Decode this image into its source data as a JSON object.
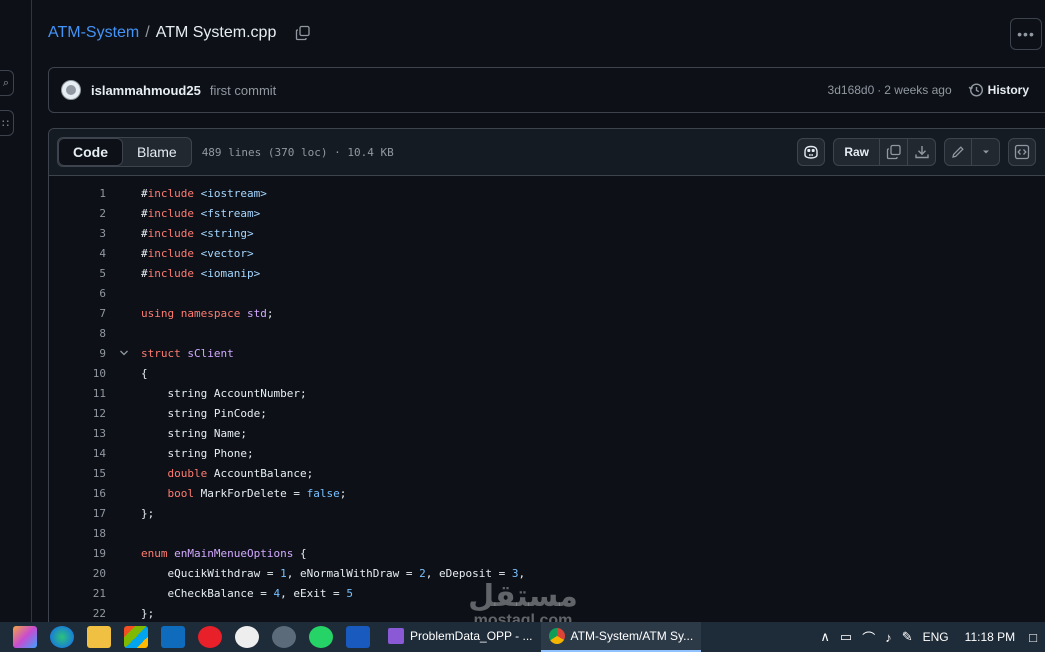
{
  "breadcrumb": {
    "repo": "ATM-System",
    "separator": "/",
    "file": "ATM System.cpp"
  },
  "commit": {
    "author": "islammahmoud25",
    "message": "first commit",
    "sha": "3d168d0",
    "dot": "·",
    "age": "2 weeks ago",
    "history_label": "History"
  },
  "file_header": {
    "tabs": [
      {
        "label": "Code",
        "active": true
      },
      {
        "label": "Blame",
        "active": false
      }
    ],
    "info": "489 lines (370 loc) · 10.4 KB",
    "raw_label": "Raw"
  },
  "code_lines": [
    {
      "n": "1",
      "fold": false,
      "text": "#include <iostream>"
    },
    {
      "n": "2",
      "fold": false,
      "text": "#include <fstream>"
    },
    {
      "n": "3",
      "fold": false,
      "text": "#include <string>"
    },
    {
      "n": "4",
      "fold": false,
      "text": "#include <vector>"
    },
    {
      "n": "5",
      "fold": false,
      "text": "#include <iomanip>"
    },
    {
      "n": "6",
      "fold": false,
      "text": ""
    },
    {
      "n": "7",
      "fold": false,
      "text": "using namespace std;"
    },
    {
      "n": "8",
      "fold": false,
      "text": ""
    },
    {
      "n": "9",
      "fold": true,
      "text": "struct sClient"
    },
    {
      "n": "10",
      "fold": false,
      "text": "{"
    },
    {
      "n": "11",
      "fold": false,
      "text": "    string AccountNumber;"
    },
    {
      "n": "12",
      "fold": false,
      "text": "    string PinCode;"
    },
    {
      "n": "13",
      "fold": false,
      "text": "    string Name;"
    },
    {
      "n": "14",
      "fold": false,
      "text": "    string Phone;"
    },
    {
      "n": "15",
      "fold": false,
      "text": "    double AccountBalance;"
    },
    {
      "n": "16",
      "fold": false,
      "text": "    bool MarkForDelete = false;"
    },
    {
      "n": "17",
      "fold": false,
      "text": "};"
    },
    {
      "n": "18",
      "fold": false,
      "text": ""
    },
    {
      "n": "19",
      "fold": false,
      "text": "enum enMainMenueOptions {"
    },
    {
      "n": "20",
      "fold": false,
      "text": "    eQucikWithdraw = 1, eNormalWithDraw = 2, eDeposit = 3,"
    },
    {
      "n": "21",
      "fold": false,
      "text": "    eCheckBalance = 4, eExit = 5"
    },
    {
      "n": "22",
      "fold": false,
      "text": "};"
    }
  ],
  "watermark": {
    "arabic": "مستقل",
    "latin": "mostaql.com"
  },
  "taskbar": {
    "apps": [
      {
        "label": "ProblemData_OPP - ...",
        "icon": "visual-studio-icon",
        "active": false
      },
      {
        "label": "ATM-System/ATM Sy...",
        "icon": "chrome-icon",
        "active": true
      }
    ],
    "language": "ENG",
    "time": "11:18 PM"
  },
  "colors": {
    "background": "#0d1117",
    "link": "#4493f8",
    "keyword": "#ff7b72",
    "string": "#a5d6ff",
    "type": "#ffa657",
    "entity": "#d2a8ff",
    "constant": "#79c0ff"
  }
}
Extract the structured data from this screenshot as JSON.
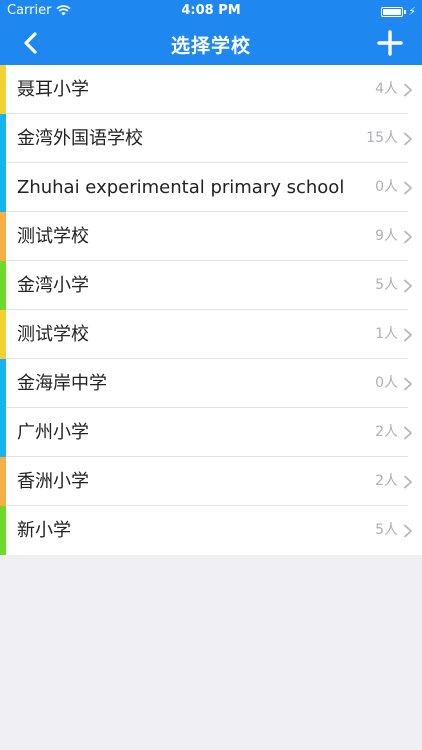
{
  "status_bar": {
    "carrier": "Carrier",
    "time": "4:08 PM"
  },
  "nav": {
    "title": "选择学校",
    "back_icon": "chevron-left-icon",
    "add_icon": "plus-icon"
  },
  "colors": {
    "header": "#1e88f0",
    "accent_yellow": "#f2d137",
    "accent_blue": "#15b4ee",
    "accent_orange": "#f7ae45",
    "accent_green": "#6fd92b"
  },
  "schools": [
    {
      "name": "聂耳小学",
      "count": "4人",
      "accent": "#f2d137"
    },
    {
      "name": "金湾外国语学校",
      "count": "15人",
      "accent": "#15b4ee"
    },
    {
      "name": "Zhuhai experimental primary school",
      "count": "0人",
      "accent": "#15b4ee"
    },
    {
      "name": "测试学校",
      "count": "9人",
      "accent": "#f7ae45"
    },
    {
      "name": "金湾小学",
      "count": "5人",
      "accent": "#6fd92b"
    },
    {
      "name": "测试学校",
      "count": "1人",
      "accent": "#f2d137"
    },
    {
      "name": "金海岸中学",
      "count": "0人",
      "accent": "#15b4ee"
    },
    {
      "name": "广州小学",
      "count": "2人",
      "accent": "#15b4ee"
    },
    {
      "name": "香洲小学",
      "count": "2人",
      "accent": "#f7ae45"
    },
    {
      "name": "新小学",
      "count": "5人",
      "accent": "#6fd92b"
    }
  ]
}
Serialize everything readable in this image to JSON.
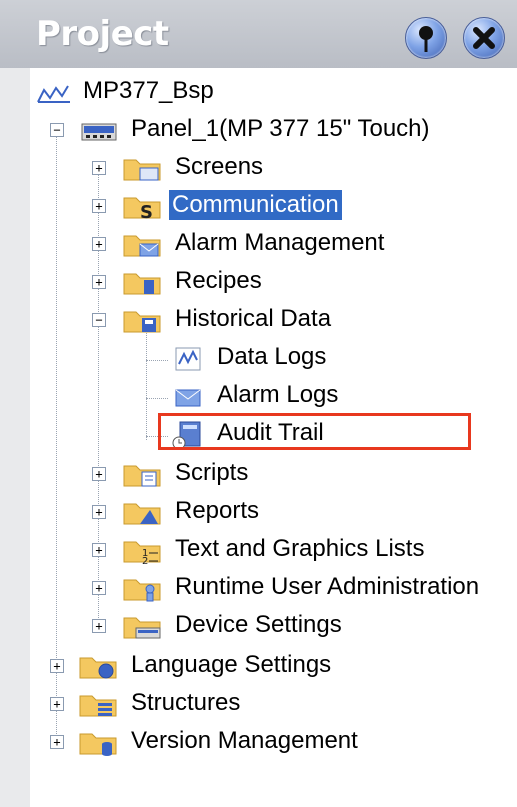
{
  "panel": {
    "title": "Project"
  },
  "tree": {
    "project": "MP377_Bsp",
    "device": "Panel_1(MP 377 15\" Touch)",
    "device_children": [
      "Screens",
      "Communication",
      "Alarm Management",
      "Recipes",
      "Historical Data"
    ],
    "historical_children": [
      "Data Logs",
      "Alarm Logs",
      "Audit Trail"
    ],
    "device_children_after": [
      "Scripts",
      "Reports",
      "Text and Graphics Lists",
      "Runtime User Administration",
      "Device Settings"
    ],
    "root_children": [
      "Language Settings",
      "Structures",
      "Version Management"
    ],
    "selected": "Communication",
    "highlighted": "Audit Trail"
  },
  "colors": {
    "selection": "#316ac5",
    "highlight_box": "#e8381e",
    "folder": "#f4c860"
  }
}
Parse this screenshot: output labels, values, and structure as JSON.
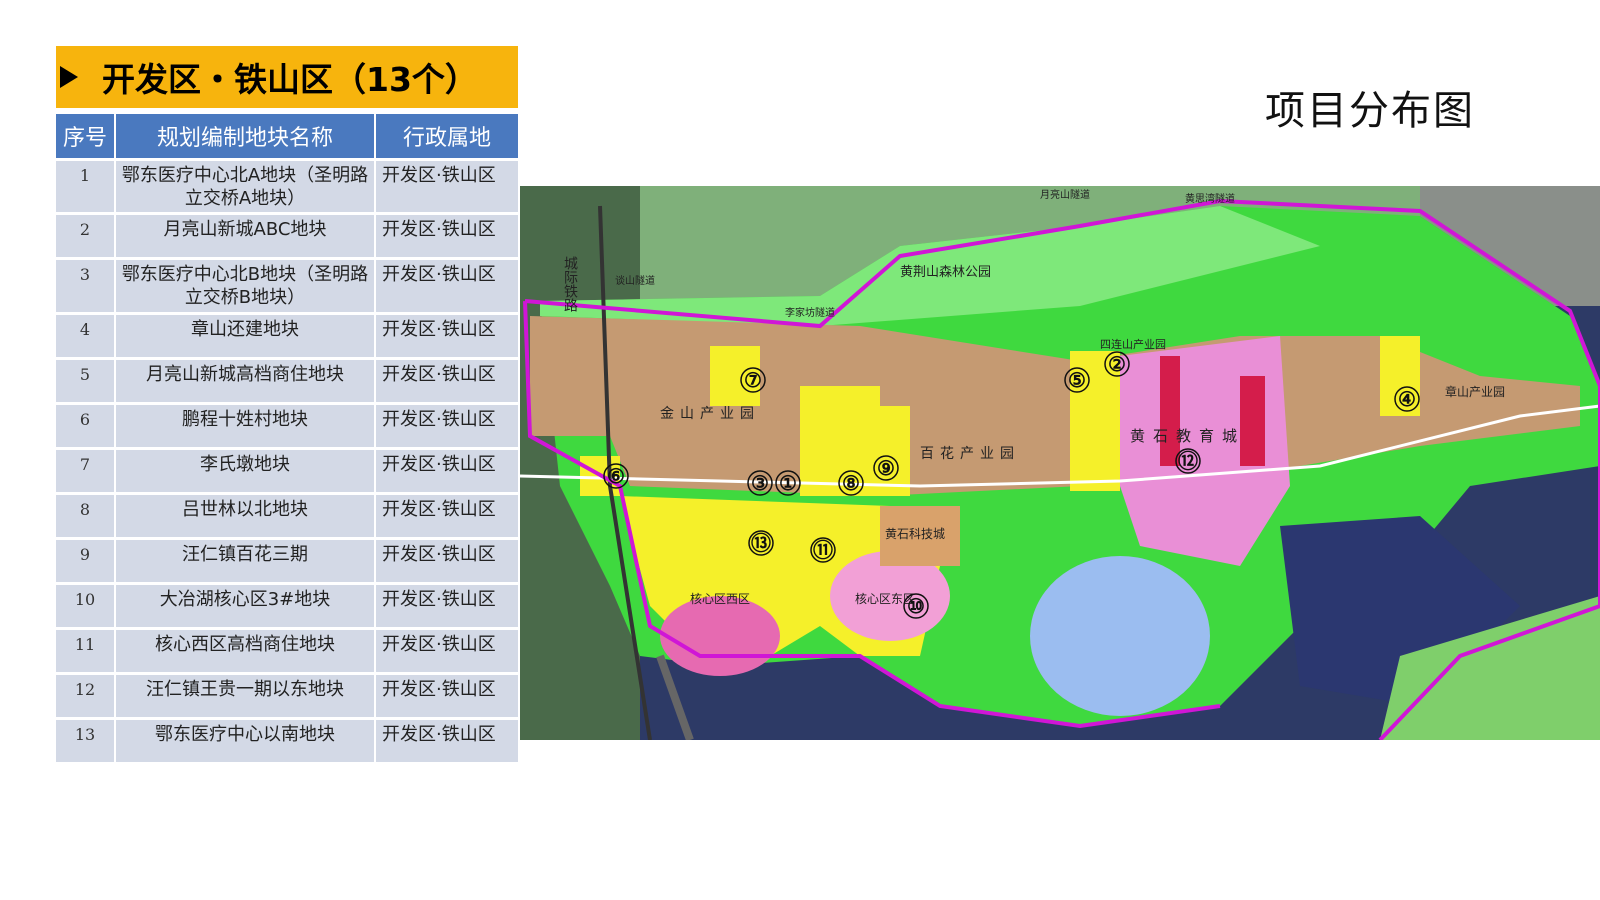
{
  "banner": {
    "title": "开发区・铁山区（13个）"
  },
  "table": {
    "headers": {
      "num": "序号",
      "name": "规划编制地块名称",
      "area": "行政属地"
    },
    "rows": [
      {
        "num": "1",
        "name": "鄂东医疗中心北A地块（圣明路立交桥A地块）",
        "area": "开发区·铁山区"
      },
      {
        "num": "2",
        "name": "月亮山新城ABC地块",
        "area": "开发区·铁山区"
      },
      {
        "num": "3",
        "name": "鄂东医疗中心北B地块（圣明路立交桥B地块）",
        "area": "开发区·铁山区"
      },
      {
        "num": "4",
        "name": "章山还建地块",
        "area": "开发区·铁山区"
      },
      {
        "num": "5",
        "name": "月亮山新城高档商住地块",
        "area": "开发区·铁山区"
      },
      {
        "num": "6",
        "name": "鹏程十姓村地块",
        "area": "开发区·铁山区"
      },
      {
        "num": "7",
        "name": "李氏墩地块",
        "area": "开发区·铁山区"
      },
      {
        "num": "8",
        "name": "吕世林以北地块",
        "area": "开发区·铁山区"
      },
      {
        "num": "9",
        "name": "汪仁镇百花三期",
        "area": "开发区·铁山区"
      },
      {
        "num": "10",
        "name": "大冶湖核心区3#地块",
        "area": "开发区·铁山区"
      },
      {
        "num": "11",
        "name": "核心西区高档商住地块",
        "area": "开发区·铁山区"
      },
      {
        "num": "12",
        "name": "汪仁镇王贵一期以东地块",
        "area": "开发区·铁山区"
      },
      {
        "num": "13",
        "name": "鄂东医疗中心以南地块",
        "area": "开发区·铁山区"
      }
    ]
  },
  "map": {
    "title": "项目分布图",
    "labels": {
      "railway": "城际铁路",
      "forest_park": "黄荆山森林公园",
      "jinshan": "金山产业园",
      "baihua": "百花产业园",
      "huangshi_edu": "黄石教育城",
      "sidianshan": "四连山产业园",
      "zhangshan": "章山产业园",
      "keji": "黄石科技城",
      "west": "核心区西区",
      "east": "核心区东区",
      "tunnel1": "月亮山隧道",
      "tunnel2": "黄思湾隧道",
      "tunnel3": "李家坊隧道",
      "tunnel4": "谈山隧道"
    },
    "markers": [
      "①",
      "②",
      "③",
      "④",
      "⑤",
      "⑥",
      "⑦",
      "⑧",
      "⑨",
      "⑩",
      "⑪",
      "⑫",
      "⑬"
    ]
  }
}
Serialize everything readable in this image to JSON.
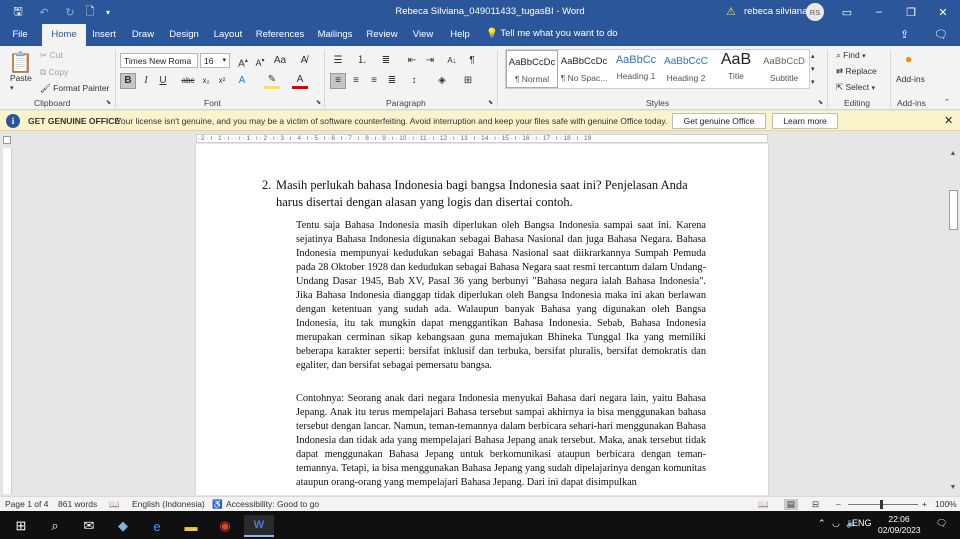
{
  "window": {
    "title": "Rebeca Silviana_049011433_tugasBI  -  Word",
    "user_name": "rebeca silviana",
    "user_initials": "RS"
  },
  "menu_tabs": [
    "File",
    "Home",
    "Insert",
    "Draw",
    "Design",
    "Layout",
    "References",
    "Mailings",
    "Review",
    "View",
    "Help"
  ],
  "active_tab": "Home",
  "tell_me": "Tell me what you want to do",
  "ribbon": {
    "clipboard": {
      "paste": "Paste",
      "cut": "Cut",
      "copy": "Copy",
      "format_painter": "Format Painter",
      "label": "Clipboard"
    },
    "font": {
      "family": "Times New Roma",
      "size": "16",
      "label": "Font"
    },
    "paragraph": {
      "label": "Paragraph"
    },
    "styles": {
      "label": "Styles",
      "items": [
        {
          "preview": "AaBbCcDc",
          "name": "¶ Normal"
        },
        {
          "preview": "AaBbCcDc",
          "name": "¶ No Spac..."
        },
        {
          "preview": "AaBbCc",
          "name": "Heading 1"
        },
        {
          "preview": "AaBbCcC",
          "name": "Heading 2"
        },
        {
          "preview": "AaB",
          "name": "Title"
        },
        {
          "preview": "AaBbCcD",
          "name": "Subtitle"
        }
      ]
    },
    "editing": {
      "find": "Find",
      "replace": "Replace",
      "select": "Select",
      "label": "Editing"
    },
    "addins": {
      "button": "Add-ins",
      "label": "Add-ins"
    }
  },
  "infobar": {
    "heading": "GET GENUINE OFFICE",
    "message": "Your license isn't genuine, and you may be a victim of software counterfeiting. Avoid interruption and keep your files safe with genuine Office today.",
    "primary_button": "Get genuine Office",
    "secondary_button": "Learn more"
  },
  "ruler_text": "· 2 · ı · 1 · ı ·   · ı · 1 · ı · 2 · ı · 3 · ı · 4 · ı · 5 · ı · 6 · ı · 7 · ı · 8 · ı · 9 · ı · 10 · ı · 11 · ı · 12 · ı · 13 · ı · 14 · ı · 15 · ı · 16 · ı · 17 · ı · 18 · ı · 19",
  "document": {
    "question_number": "2.",
    "question": "Masih perlukah bahasa Indonesia bagi bangsa Indonesia saat ini? Penjelasan Anda harus disertai dengan alasan yang logis dan disertai contoh.",
    "paragraph1": "Tentu saja Bahasa Indonesia masih diperlukan oleh Bangsa Indonesia sampai saat ini. Karena sejatinya Bahasa Indonesia digunakan sebagai Bahasa Nasional dan juga Bahasa Negara. Bahasa Indonesia mempunyai kedudukan sebagai Bahasa Nasional saat diikrarkannya Sumpah Pemuda pada 28 Oktober 1928 dan kedudukan sebagai Bahasa Negara saat resmi tercantum dalam Undang-Undang Dasar 1945, Bab XV, Pasal 36 yang berbunyi \"Bahasa negara ialah Bahasa Indonesia\". Jika Bahasa Indonesia dianggap tidak diperlukan oleh Bangsa Indonesia maka ini akan berlawan dengan ketentuan yang sudah ada. Walaupun banyak Bahasa yang digunakan oleh Bangsa Indonesia, itu tak mungkin dapat menggantikan Bahasa Indonesia. Sebab, Bahasa Indonesia merupakan cerminan sikap kebangsaan guna memajukan Bhineka Tunggal Ika yang memiliki beberapa karakter seperti: bersifat inklusif dan terbuka, bersifat pluralis, bersifat demokratis dan egaliter, dan bersifat sebagai pemersatu bangsa.",
    "paragraph2": "Contohnya: Seorang anak dari negara Indonesia menyukai Bahasa dari negara lain, yaitu Bahasa Jepang. Anak itu terus mempelajari Bahasa tersebut sampai akhirnya ia bisa menggunakan bahasa tersebut dengan lancar. Namun, teman-temannya dalam berbicara sehari-hari menggunakan Bahasa Indonesia dan tidak ada yang mempelajari Bahasa Jepang anak tersebut. Maka, anak tersebut tidak dapat menggunakan Bahasa Jepang untuk berkomunikasi ataupun berbicara dengan teman-temannya. Tetapi, ia bisa menggunakan Bahasa Jepang yang sudah dipelajarinya dengan komunitas ataupun orang-orang yang mempelajari Bahasa Jepang. Dari ini dapat disimpulkan"
  },
  "status": {
    "page": "Page 1 of 4",
    "words": "861 words",
    "language": "English (Indonesia)",
    "accessibility": "Accessibility: Good to go",
    "zoom": "100%"
  },
  "taskbar": {
    "lang": "ENG",
    "time": "22:06",
    "date": "02/09/2023"
  }
}
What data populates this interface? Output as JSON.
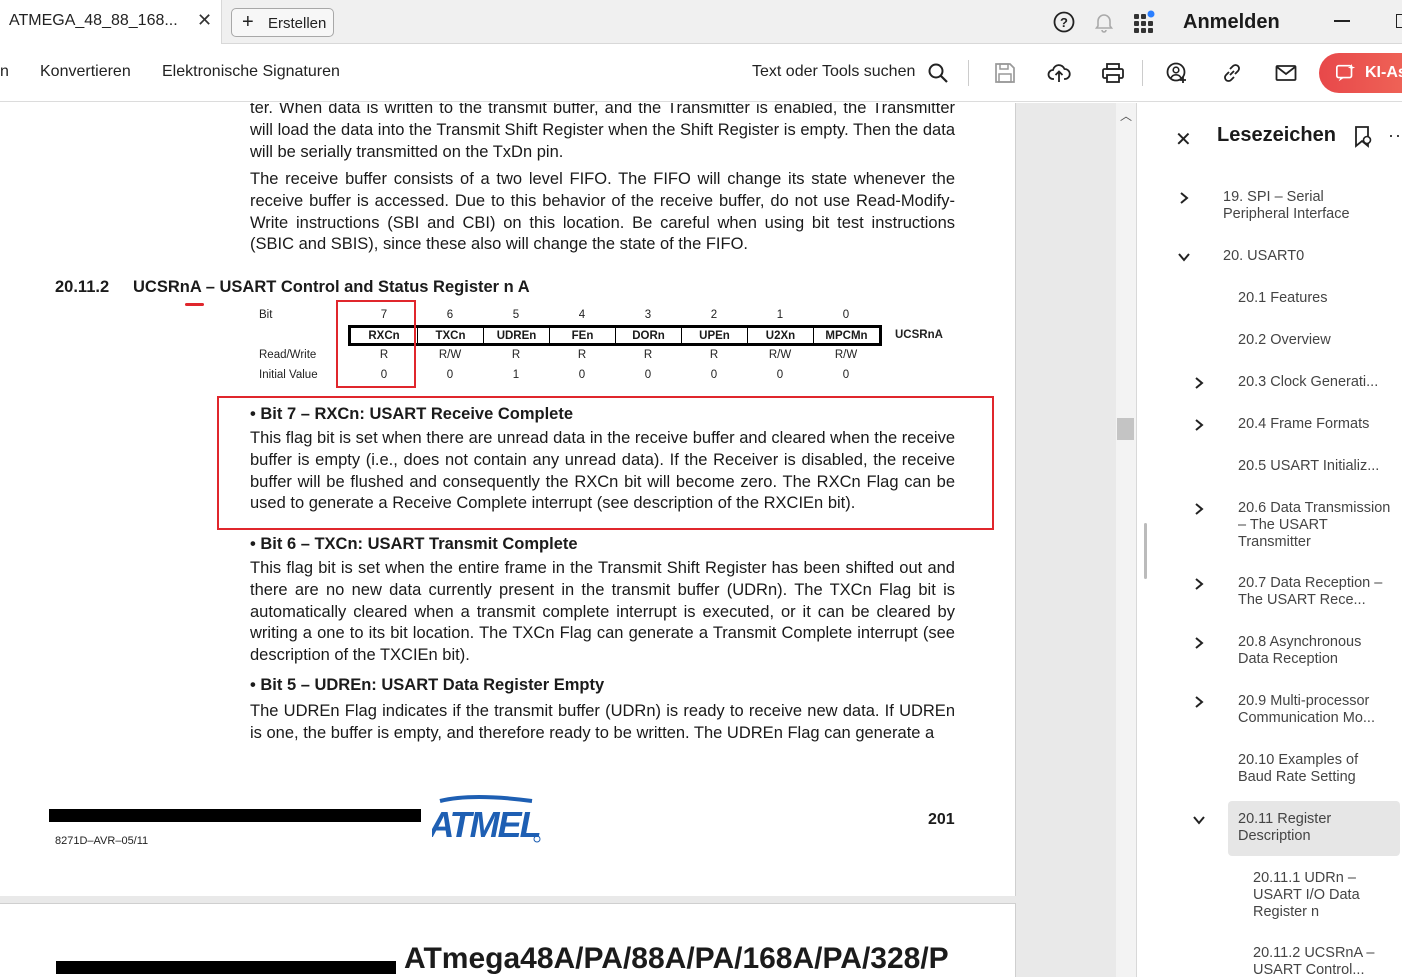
◇ ◇ ◇ ◇
- **OBJECTIVE**
Filter for "screenshot". Return all lines that hold it.

- **TASK RESPONSE**
Extract the structured data from this screenshot as JSON.
Parse this screenshot: output labels, values, and structure as JSON.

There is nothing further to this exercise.